**What the task asks:** Substitute "data-point" for "velocity-point" throughout the stretch of lines from the beginning through the line containing "791, 676, 810]", and write out that stretch with nothing else changed.

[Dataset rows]
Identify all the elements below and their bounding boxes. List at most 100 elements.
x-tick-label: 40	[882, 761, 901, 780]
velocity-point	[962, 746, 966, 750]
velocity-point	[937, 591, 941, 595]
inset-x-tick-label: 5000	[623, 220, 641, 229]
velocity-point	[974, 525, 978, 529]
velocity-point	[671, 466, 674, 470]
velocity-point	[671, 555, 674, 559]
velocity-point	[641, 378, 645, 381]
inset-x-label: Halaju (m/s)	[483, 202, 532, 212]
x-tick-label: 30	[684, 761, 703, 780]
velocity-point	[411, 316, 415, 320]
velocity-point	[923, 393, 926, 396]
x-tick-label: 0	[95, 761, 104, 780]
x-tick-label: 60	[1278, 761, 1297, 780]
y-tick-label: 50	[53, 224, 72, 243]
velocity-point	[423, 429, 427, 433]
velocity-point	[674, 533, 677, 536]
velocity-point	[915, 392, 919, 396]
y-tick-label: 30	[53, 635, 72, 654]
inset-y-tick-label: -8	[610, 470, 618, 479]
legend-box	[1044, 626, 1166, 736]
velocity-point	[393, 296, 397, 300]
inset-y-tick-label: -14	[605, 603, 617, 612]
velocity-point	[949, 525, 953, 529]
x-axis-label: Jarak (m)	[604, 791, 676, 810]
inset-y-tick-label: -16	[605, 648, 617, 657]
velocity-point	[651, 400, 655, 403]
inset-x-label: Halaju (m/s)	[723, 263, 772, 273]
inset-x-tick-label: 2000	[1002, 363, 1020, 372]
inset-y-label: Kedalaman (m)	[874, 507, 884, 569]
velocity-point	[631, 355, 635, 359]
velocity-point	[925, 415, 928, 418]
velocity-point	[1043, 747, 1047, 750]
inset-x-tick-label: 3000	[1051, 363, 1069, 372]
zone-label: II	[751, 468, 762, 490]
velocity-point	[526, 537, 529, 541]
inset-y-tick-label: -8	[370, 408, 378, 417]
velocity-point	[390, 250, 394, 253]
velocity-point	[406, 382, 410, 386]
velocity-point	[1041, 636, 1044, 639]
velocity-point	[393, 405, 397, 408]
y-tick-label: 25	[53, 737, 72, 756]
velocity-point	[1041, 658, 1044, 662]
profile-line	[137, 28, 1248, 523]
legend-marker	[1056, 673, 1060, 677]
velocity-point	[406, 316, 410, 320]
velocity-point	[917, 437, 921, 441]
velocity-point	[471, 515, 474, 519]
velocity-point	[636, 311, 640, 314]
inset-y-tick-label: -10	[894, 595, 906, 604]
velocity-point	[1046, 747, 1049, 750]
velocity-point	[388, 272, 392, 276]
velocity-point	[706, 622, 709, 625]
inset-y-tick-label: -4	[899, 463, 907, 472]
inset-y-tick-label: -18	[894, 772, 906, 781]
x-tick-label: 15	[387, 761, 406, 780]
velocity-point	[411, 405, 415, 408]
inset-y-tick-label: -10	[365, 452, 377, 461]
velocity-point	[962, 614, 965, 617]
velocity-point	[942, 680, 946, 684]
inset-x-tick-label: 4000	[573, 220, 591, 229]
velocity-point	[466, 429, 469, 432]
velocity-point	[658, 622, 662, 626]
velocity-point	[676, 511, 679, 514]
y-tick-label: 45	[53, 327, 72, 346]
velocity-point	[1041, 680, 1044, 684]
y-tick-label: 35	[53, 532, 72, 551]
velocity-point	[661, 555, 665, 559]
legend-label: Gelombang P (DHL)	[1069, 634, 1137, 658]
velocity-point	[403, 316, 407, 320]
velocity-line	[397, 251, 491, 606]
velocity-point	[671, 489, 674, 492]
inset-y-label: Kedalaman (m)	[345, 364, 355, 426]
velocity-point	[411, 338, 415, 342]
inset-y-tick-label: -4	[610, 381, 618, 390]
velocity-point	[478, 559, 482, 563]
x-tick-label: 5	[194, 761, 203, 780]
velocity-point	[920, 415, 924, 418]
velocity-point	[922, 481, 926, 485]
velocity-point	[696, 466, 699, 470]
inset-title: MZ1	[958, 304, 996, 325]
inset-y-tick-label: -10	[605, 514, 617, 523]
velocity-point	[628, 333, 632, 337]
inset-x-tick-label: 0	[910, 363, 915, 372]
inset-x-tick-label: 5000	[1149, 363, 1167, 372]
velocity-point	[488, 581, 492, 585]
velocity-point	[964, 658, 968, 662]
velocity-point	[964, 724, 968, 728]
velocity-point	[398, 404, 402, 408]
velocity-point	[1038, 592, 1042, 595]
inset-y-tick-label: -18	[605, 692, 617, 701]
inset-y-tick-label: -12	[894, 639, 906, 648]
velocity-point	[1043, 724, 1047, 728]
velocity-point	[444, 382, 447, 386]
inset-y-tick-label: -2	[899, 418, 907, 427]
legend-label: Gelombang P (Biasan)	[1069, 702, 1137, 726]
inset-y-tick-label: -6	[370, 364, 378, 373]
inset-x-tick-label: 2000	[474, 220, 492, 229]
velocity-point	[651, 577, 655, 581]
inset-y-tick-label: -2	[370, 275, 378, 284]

**Answer to the task:**
Identify all the elements below and their bounding boxes. List at most 100 elements.
x-tick-label: 40	[882, 761, 901, 780]
data-point	[962, 746, 966, 750]
data-point	[937, 591, 941, 595]
inset-x-tick-label: 5000	[623, 220, 641, 229]
data-point	[974, 525, 978, 529]
data-point	[671, 466, 674, 470]
data-point	[671, 555, 674, 559]
data-point	[641, 378, 645, 381]
inset-x-label: Halaju (m/s)	[483, 202, 532, 212]
x-tick-label: 30	[684, 761, 703, 780]
data-point	[411, 316, 415, 320]
data-point	[923, 393, 926, 396]
x-tick-label: 0	[95, 761, 104, 780]
x-tick-label: 60	[1278, 761, 1297, 780]
y-tick-label: 50	[53, 224, 72, 243]
data-point	[423, 429, 427, 433]
data-point	[674, 533, 677, 536]
data-point	[915, 392, 919, 396]
y-tick-label: 30	[53, 635, 72, 654]
inset-y-tick-label: -8	[610, 470, 618, 479]
legend-box	[1044, 626, 1166, 736]
data-point	[393, 296, 397, 300]
inset-y-tick-label: -14	[605, 603, 617, 612]
data-point	[949, 525, 953, 529]
x-axis-label: Jarak (m)	[604, 791, 676, 810]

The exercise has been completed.